— begin —

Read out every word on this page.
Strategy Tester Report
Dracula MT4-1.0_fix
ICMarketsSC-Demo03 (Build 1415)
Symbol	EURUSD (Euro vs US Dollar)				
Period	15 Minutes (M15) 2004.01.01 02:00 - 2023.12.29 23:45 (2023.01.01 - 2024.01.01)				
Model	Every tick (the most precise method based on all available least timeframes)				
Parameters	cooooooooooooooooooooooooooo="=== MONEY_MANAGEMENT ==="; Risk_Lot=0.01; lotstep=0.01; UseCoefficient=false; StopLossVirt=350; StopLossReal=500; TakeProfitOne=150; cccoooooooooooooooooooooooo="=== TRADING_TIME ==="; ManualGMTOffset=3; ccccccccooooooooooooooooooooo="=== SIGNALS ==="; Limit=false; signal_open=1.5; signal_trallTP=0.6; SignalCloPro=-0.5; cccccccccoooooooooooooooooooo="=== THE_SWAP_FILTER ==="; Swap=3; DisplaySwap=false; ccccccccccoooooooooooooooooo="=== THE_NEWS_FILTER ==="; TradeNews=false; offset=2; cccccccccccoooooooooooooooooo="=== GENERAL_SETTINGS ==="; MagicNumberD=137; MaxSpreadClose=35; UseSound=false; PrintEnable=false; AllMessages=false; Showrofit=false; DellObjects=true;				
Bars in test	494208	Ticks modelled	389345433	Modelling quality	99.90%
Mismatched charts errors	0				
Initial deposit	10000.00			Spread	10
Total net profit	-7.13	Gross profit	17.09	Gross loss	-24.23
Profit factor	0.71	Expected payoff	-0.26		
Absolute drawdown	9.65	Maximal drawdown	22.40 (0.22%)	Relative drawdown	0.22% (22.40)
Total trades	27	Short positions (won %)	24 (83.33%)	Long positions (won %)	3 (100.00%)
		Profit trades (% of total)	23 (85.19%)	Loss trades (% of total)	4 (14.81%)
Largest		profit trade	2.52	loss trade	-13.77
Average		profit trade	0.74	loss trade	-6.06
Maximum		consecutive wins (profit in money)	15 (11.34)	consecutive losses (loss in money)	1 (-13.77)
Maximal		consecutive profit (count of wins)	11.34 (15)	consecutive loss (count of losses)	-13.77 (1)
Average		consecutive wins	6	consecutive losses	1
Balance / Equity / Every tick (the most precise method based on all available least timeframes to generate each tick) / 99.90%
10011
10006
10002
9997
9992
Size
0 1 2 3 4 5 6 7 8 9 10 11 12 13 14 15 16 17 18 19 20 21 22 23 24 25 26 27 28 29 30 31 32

— end —

Using the listing above, reproduce each line without omission.

_Solution for this problem_.
Read out every word on this page.
Strategy Tester Report
Dracula MT4-1.0_fix
ICMarketsSC-Demo03 (Build 1415)
Symbol	EURUSD (Euro vs US Dollar)				
Period	15 Minutes (M15) 2004.01.01 02:00 - 2023.12.29 23:45 (2023.01.01 - 2024.01.01)				
Model	Every tick (the most precise method based on all available least timeframes)				
Parameters	cooooooooooooooooooooooooooo="=== MONEY_MANAGEMENT ==="; Risk_Lot=0.01; lotstep=0.01; UseCoefficient=false; StopLossVirt=350; StopLossReal=500; TakeProfitOne=150; cccoooooooooooooooooooooooo="=== TRADING_TIME ==="; ManualGMTOffset=3; ccccccccooooooooooooooooooooo="=== SIGNALS ==="; Limit=false; signal_open=1.5; signal_trallTP=0.6; SignalCloPro=-0.5; cccccccccoooooooooooooooooooo="=== THE_SWAP_FILTER ==="; Swap=3; DisplaySwap=false; ccccccccccoooooooooooooooooo="=== THE_NEWS_FILTER ==="; TradeNews=false; offset=2; cccccccccccoooooooooooooooooo="=== GENERAL_SETTINGS ==="; MagicNumberD=137; MaxSpreadClose=35; UseSound=false; PrintEnable=false; AllMessages=false; Showrofit=false; DellObjects=true;				
Bars in test	494208	Ticks modelled	389345433	Modelling quality	99.90%
Mismatched charts errors	0				
Initial deposit	10000.00			Spread	10
Total net profit	-7.13	Gross profit	17.09	Gross loss	-24.23
Profit factor	0.71	Expected payoff	-0.26		
Absolute drawdown	9.65	Maximal drawdown	22.40 (0.22%)	Relative drawdown	0.22% (22.40)
Total trades	27	Short positions (won %)	24 (83.33%)	Long positions (won %)	3 (100.00%)
		Profit trades (% of total)	23 (85.19%)	Loss trades (% of total)	4 (14.81%)
Largest		profit trade	2.52	loss trade	-13.77
Average		profit trade	0.74	loss trade	-6.06
Maximum		consecutive wins (profit in money)	15 (11.34)	consecutive losses (loss in money)	1 (-13.77)
Maximal		consecutive profit (count of wins)	11.34 (15)	consecutive loss (count of losses)	-13.77 (1)
Average		consecutive wins	6	consecutive losses	1
Balance / Equity / Every tick (the most precise method based on all available least timeframes to generate each tick) / 99.90%
10011
10006
10002
9997
9992
Size
0 1 2 3 4 5 6 7 8 9 10 11 12 13 14 15 16 17 18 19 20 21 22 23 24 25 26 27 28 29 30 31 32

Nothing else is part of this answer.